GOAL: Collect the lines of the entries where "text" shows up.

EXTRACTED MATERIAL:

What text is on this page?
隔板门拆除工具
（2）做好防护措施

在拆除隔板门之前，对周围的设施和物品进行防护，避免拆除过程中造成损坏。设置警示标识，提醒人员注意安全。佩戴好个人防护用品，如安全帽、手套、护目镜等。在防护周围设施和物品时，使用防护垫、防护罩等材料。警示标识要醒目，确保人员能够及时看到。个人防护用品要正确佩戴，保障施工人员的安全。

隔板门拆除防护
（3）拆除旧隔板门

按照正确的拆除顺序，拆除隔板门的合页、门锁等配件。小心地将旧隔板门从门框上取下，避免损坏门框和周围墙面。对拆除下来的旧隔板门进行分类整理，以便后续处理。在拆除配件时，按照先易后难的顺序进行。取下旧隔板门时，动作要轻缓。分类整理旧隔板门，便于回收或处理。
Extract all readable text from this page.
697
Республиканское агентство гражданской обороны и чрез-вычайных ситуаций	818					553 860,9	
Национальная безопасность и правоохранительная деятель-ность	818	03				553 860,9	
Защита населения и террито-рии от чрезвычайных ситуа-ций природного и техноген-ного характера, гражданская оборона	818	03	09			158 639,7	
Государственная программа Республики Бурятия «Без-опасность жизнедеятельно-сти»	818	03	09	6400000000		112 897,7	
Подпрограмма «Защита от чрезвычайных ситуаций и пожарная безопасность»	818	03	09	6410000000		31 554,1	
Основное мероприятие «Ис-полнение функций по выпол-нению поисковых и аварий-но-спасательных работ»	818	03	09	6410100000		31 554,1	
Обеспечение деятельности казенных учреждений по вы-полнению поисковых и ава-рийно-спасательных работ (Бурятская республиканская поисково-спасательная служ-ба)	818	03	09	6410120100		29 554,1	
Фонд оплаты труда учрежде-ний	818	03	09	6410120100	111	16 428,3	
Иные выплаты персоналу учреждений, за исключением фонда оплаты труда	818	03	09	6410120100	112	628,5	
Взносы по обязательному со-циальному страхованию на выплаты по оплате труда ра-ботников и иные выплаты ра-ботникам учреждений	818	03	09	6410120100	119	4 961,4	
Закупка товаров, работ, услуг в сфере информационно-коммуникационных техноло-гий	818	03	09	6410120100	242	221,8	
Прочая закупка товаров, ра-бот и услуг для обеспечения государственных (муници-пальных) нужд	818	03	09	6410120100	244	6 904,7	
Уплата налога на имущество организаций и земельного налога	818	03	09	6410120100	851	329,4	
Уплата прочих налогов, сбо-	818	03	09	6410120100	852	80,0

EXERCISE SOLUTION:
What text is on this page?
Extract all readable text from this page.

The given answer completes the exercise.